Description of the task » Drop the pictures, then extract the listing word for word.

Records supplied »

----

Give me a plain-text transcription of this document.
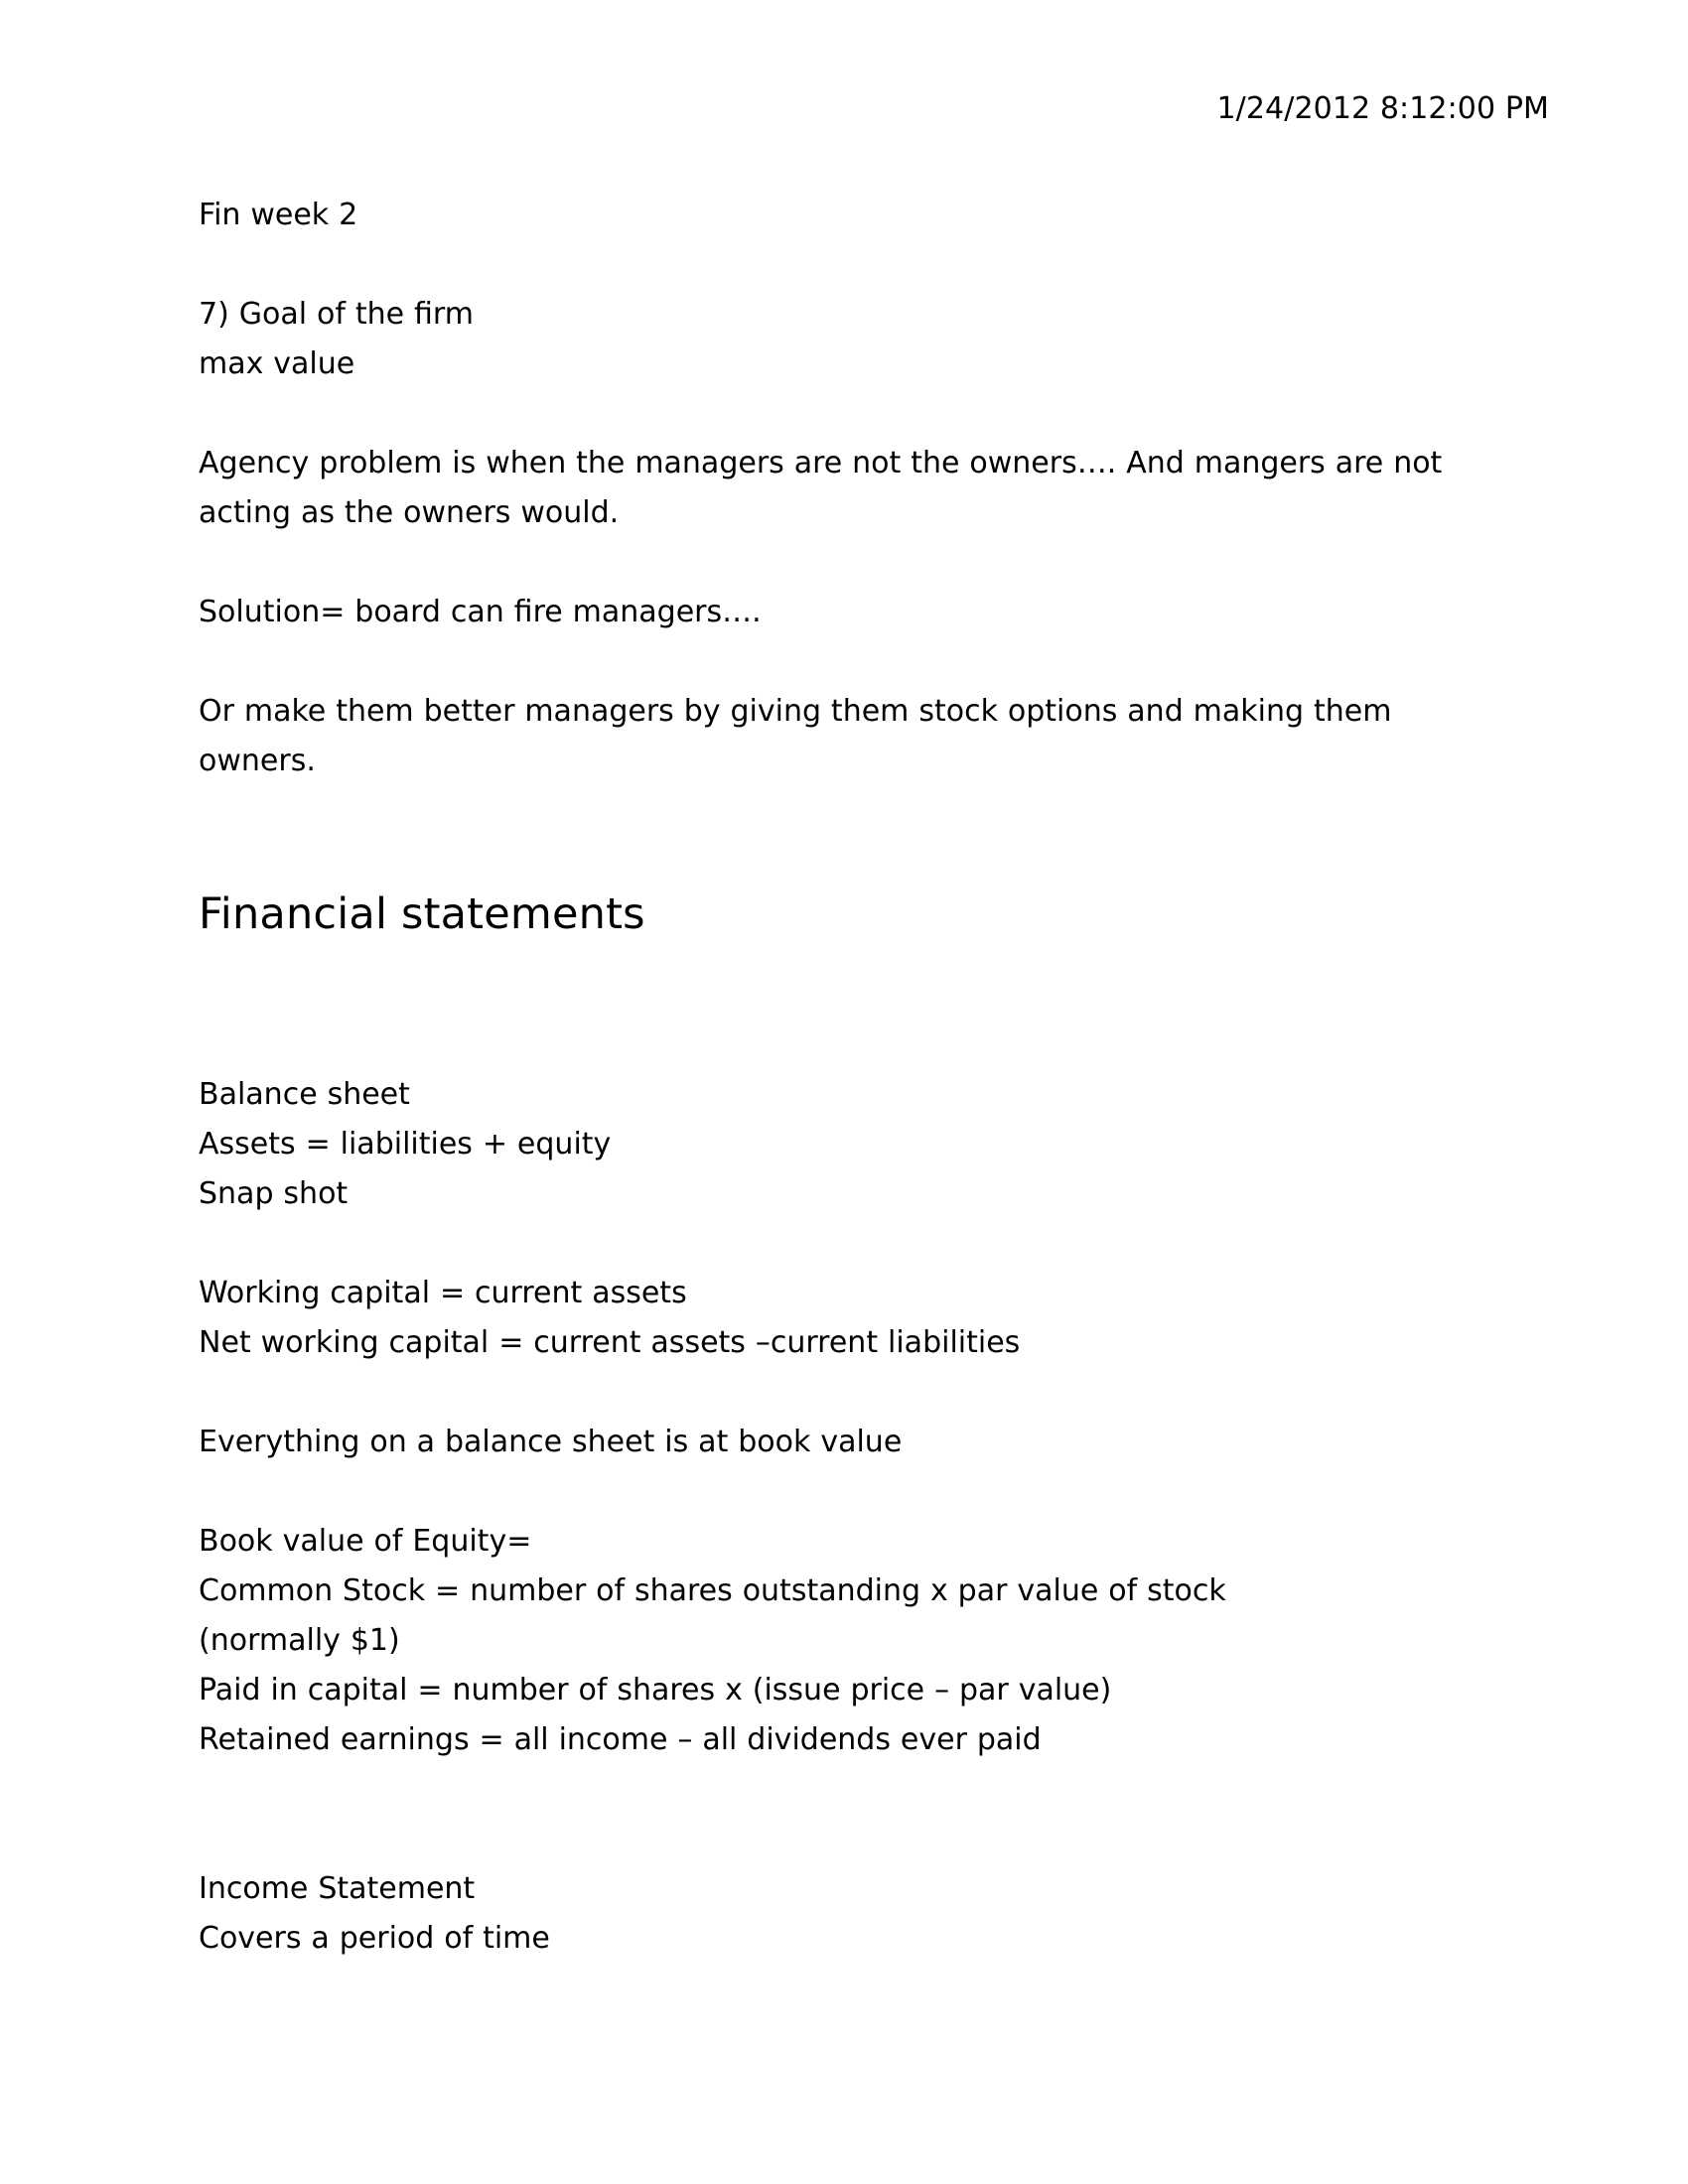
1/24/2012 8:12:00 PM

Fin week 2

7) Goal of the firm
max value

Agency problem is when the managers are not the owners…. And mangers are not acting as the owners would.

Solution= board can fire managers….

Or make them better managers by giving them stock options and making them owners.

Financial statements

Balance sheet
Assets = liabilities + equity
Snap shot

Working capital = current assets
Net working capital = current assets –current liabilities

Everything on a balance sheet is at book value

Book value of Equity=
Common Stock = number of shares outstanding x par value of stock
(normally $1)
Paid in capital = number of shares x (issue price – par value)
Retained earnings = all income – all dividends ever paid

Income Statement
Covers a period of time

----

Reply »
Give me a plain-text transcription of this document.
1/24/2012 8:12:00 PM

Fin week 2

7) Goal of the firm
max value

Agency problem is when the managers are not the owners…. And mangers are not acting as the owners would.

Solution= board can fire managers….

Or make them better managers by giving them stock options and making them owners.

Financial statements

Balance sheet
Assets = liabilities + equity
Snap shot

Working capital = current assets
Net working capital = current assets –current liabilities

Everything on a balance sheet is at book value

Book value of Equity=
Common Stock = number of shares outstanding x par value of stock
(normally $1)
Paid in capital = number of shares x (issue price – par value)
Retained earnings = all income – all dividends ever paid

Income Statement
Covers a period of time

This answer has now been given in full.